■ **What is required**:
Extract the full listing verbatim and drop any pictures from your copy.
╭─ Record extracts
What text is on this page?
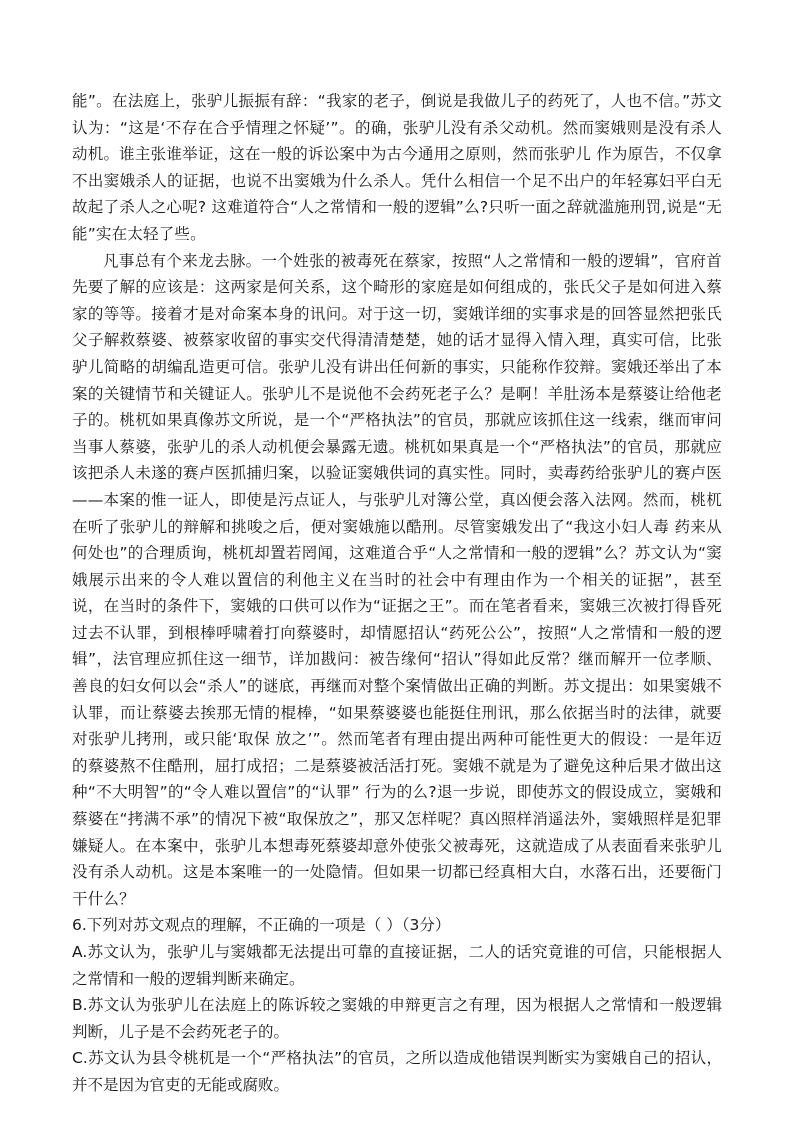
能”。在法庭上，张驴儿振振有辞：“我家的老子，倒说是我做儿子的药死了，人也不信。”苏文认为：“这是‘不存在合乎情理之怀疑’”。的确，张驴儿没有杀父动机。然而窦娥则是没有杀人动机。谁主张谁举证，这在一般的诉讼案中为古今通用之原则，然而张驴儿 作为原告，不仅拿不出窦娥杀人的证据，也说不出窦娥为什么杀人。凭什么相信一个足不出户的年轻寡妇平白无故起了杀人之心呢? 这难道符合“人之常情和一般的逻辑”么?只听一面之辞就滥施刑罚,说是“无能”实在太轻了些。

凡事总有个来龙去脉。一个姓张的被毒死在蔡家，按照“人之常情和一般的逻辑”，官府首先要了解的应该是：这两家是何关系，这个畸形的家庭是如何组成的，张氏父子是如何进入蔡家的等等。接着才是对命案本身的讯问。对于这一切，窦娥详细的实事求是的回答显然把张氏父子解救蔡婆、被蔡家收留的事实交代得清清楚楚，她的话才显得入情入理，真实可信，比张驴儿简略的胡编乱造更可信。张驴儿没有讲出任何新的事实，只能称作狡辩。窦娥还举出了本案的关键情节和关键证人。张驴儿不是说他不会药死老子么？是啊！羊肚汤本是蔡婆让给他老子的。桃杌如果真像苏文所说，是一个“严格执法”的官员，那就应该抓住这一线索，继而审问当事人蔡婆，张驴儿的杀人动机便会暴露无遗。桃杌如果真是一个“严格执法”的官员，那就应该把杀人未遂的赛卢医抓捕归案，以验证窦娥供词的真实性。同时，卖毒药给张驴儿的赛卢医——本案的惟一证人，即使是污点证人，与张驴儿对簿公堂，真凶便会落入法网。然而，桃杌在听了张驴儿的辩解和挑唆之后，便对窦娥施以酷刑。尽管窦娥发出了“我这小妇人毒 药来从何处也”的合理质询，桃杌却置若罔闻，这难道合乎“人之常情和一般的逻辑”么？苏文认为“窦娥展示出来的令人难以置信的利他主义在当时的社会中有理由作为一个相关的证据”，甚至说，在当时的条件下，窦娥的口供可以作为“证据之王”。而在笔者看来，窦娥三次被打得昏死过去不认罪，到根棒呼啸着打向蔡婆时，却情愿招认“药死公公”，按照“人之常情和一般的逻辑”，法官理应抓住这一细节，详加戡问：被告缘何“招认”得如此反常？继而解开一位孝顺、善良的妇女何以会“杀人”的谜底，再继而对整个案情做出正确的判断。苏文提出：如果窦娥不认罪，而让蔡婆去挨那无情的棍棒，“如果蔡婆婆也能挺住刑讯，那么依据当时的法律，就要对张驴儿拷刑，或只能‘取保 放之’”。然而笔者有理由提出两种可能性更大的假设：一是年迈的蔡婆熬不住酷刑，屈打成招；二是蔡婆被活活打死。窦娥不就是为了避免这种后果才做出这种“不大明智”的“令人难以置信”的“认罪” 行为的么?退一步说，即使苏文的假设成立，窦娥和蔡婆在“拷满不承”的情况下被“取保放之”，那又怎样呢？真凶照样消遥法外，窦娥照样是犯罪嫌疑人。在本案中，张驴儿本想毒死蔡婆却意外使张父被毒死，这就造成了从表面看来张驴儿没有杀人动机。这是本案唯一的一处隐情。但如果一切都已经真相大白，水落石出，还要衙门干什么？

6.下列对苏文观点的理解，不正确的一项是（ ）（3分）

A.苏文认为，张驴儿与窦娥都无法提出可靠的直接证据，二人的话究竟谁的可信，只能根据人之常情和一般的逻辑判断来确定。

B.苏文认为张驴儿在法庭上的陈诉较之窦娥的申辩更言之有理，因为根据人之常情和一般逻辑判断，儿子是不会药死老子的。

C.苏文认为县令桃杌是一个“严格执法”的官员，之所以造成他错误判断实为窦娥自己的招认，并不是因为官吏的无能或腐败。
╰─
■ **Answer in full**:
What text is on this page?
能”。在法庭上，张驴儿振振有辞：“我家的老子，倒说是我做儿子的药死了，人也不信。”苏文认为：“这是‘不存在合乎情理之怀疑’”。的确，张驴儿没有杀父动机。然而窦娥则是没有杀人动机。谁主张谁举证，这在一般的诉讼案中为古今通用之原则，然而张驴儿 作为原告，不仅拿不出窦娥杀人的证据，也说不出窦娥为什么杀人。凭什么相信一个足不出户的年轻寡妇平白无故起了杀人之心呢? 这难道符合“人之常情和一般的逻辑”么?只听一面之辞就滥施刑罚,说是“无能”实在太轻了些。

凡事总有个来龙去脉。一个姓张的被毒死在蔡家，按照“人之常情和一般的逻辑”，官府首先要了解的应该是：这两家是何关系，这个畸形的家庭是如何组成的，张氏父子是如何进入蔡家的等等。接着才是对命案本身的讯问。对于这一切，窦娥详细的实事求是的回答显然把张氏父子解救蔡婆、被蔡家收留的事实交代得清清楚楚，她的话才显得入情入理，真实可信，比张驴儿简略的胡编乱造更可信。张驴儿没有讲出任何新的事实，只能称作狡辩。窦娥还举出了本案的关键情节和关键证人。张驴儿不是说他不会药死老子么？是啊！羊肚汤本是蔡婆让给他老子的。桃杌如果真像苏文所说，是一个“严格执法”的官员，那就应该抓住这一线索，继而审问当事人蔡婆，张驴儿的杀人动机便会暴露无遗。桃杌如果真是一个“严格执法”的官员，那就应该把杀人未遂的赛卢医抓捕归案，以验证窦娥供词的真实性。同时，卖毒药给张驴儿的赛卢医——本案的惟一证人，即使是污点证人，与张驴儿对簿公堂，真凶便会落入法网。然而，桃杌在听了张驴儿的辩解和挑唆之后，便对窦娥施以酷刑。尽管窦娥发出了“我这小妇人毒 药来从何处也”的合理质询，桃杌却置若罔闻，这难道合乎“人之常情和一般的逻辑”么？苏文认为“窦娥展示出来的令人难以置信的利他主义在当时的社会中有理由作为一个相关的证据”，甚至说，在当时的条件下，窦娥的口供可以作为“证据之王”。而在笔者看来，窦娥三次被打得昏死过去不认罪，到根棒呼啸着打向蔡婆时，却情愿招认“药死公公”，按照“人之常情和一般的逻辑”，法官理应抓住这一细节，详加戡问：被告缘何“招认”得如此反常？继而解开一位孝顺、善良的妇女何以会“杀人”的谜底，再继而对整个案情做出正确的判断。苏文提出：如果窦娥不认罪，而让蔡婆去挨那无情的棍棒，“如果蔡婆婆也能挺住刑讯，那么依据当时的法律，就要对张驴儿拷刑，或只能‘取保 放之’”。然而笔者有理由提出两种可能性更大的假设：一是年迈的蔡婆熬不住酷刑，屈打成招；二是蔡婆被活活打死。窦娥不就是为了避免这种后果才做出这种“不大明智”的“令人难以置信”的“认罪” 行为的么?退一步说，即使苏文的假设成立，窦娥和蔡婆在“拷满不承”的情况下被“取保放之”，那又怎样呢？真凶照样消遥法外，窦娥照样是犯罪嫌疑人。在本案中，张驴儿本想毒死蔡婆却意外使张父被毒死，这就造成了从表面看来张驴儿没有杀人动机。这是本案唯一的一处隐情。但如果一切都已经真相大白，水落石出，还要衙门干什么？

6.下列对苏文观点的理解，不正确的一项是（ ）（3分）

A.苏文认为，张驴儿与窦娥都无法提出可靠的直接证据，二人的话究竟谁的可信，只能根据人之常情和一般的逻辑判断来确定。

B.苏文认为张驴儿在法庭上的陈诉较之窦娥的申辩更言之有理，因为根据人之常情和一般逻辑判断，儿子是不会药死老子的。

C.苏文认为县令桃杌是一个“严格执法”的官员，之所以造成他错误判断实为窦娥自己的招认，并不是因为官吏的无能或腐败。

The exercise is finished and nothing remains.